Track down each line that has the word "rahtakar" and copy it.

— Start EXERCISE MATERIAL —

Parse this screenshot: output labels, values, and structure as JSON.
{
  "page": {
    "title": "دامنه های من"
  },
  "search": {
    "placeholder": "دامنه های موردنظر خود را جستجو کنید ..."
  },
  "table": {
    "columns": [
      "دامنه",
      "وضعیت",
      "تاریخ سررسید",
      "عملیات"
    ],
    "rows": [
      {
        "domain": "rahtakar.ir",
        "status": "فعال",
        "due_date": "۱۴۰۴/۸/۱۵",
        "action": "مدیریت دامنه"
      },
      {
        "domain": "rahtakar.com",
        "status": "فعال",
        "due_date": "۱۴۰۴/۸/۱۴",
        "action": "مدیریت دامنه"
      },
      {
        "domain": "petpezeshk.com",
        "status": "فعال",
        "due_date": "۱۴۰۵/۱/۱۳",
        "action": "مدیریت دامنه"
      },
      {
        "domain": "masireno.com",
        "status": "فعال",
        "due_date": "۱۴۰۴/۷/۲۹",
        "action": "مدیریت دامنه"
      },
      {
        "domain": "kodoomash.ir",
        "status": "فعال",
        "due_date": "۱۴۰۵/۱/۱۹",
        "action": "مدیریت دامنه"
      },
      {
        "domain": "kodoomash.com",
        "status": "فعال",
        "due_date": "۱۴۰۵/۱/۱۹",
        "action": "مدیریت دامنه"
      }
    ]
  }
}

— End EXERCISE MATERIAL —

• _EXERCISE SOLUTION_:
        "domain": "rahtakar.ir",
        "domain": "rahtakar.com",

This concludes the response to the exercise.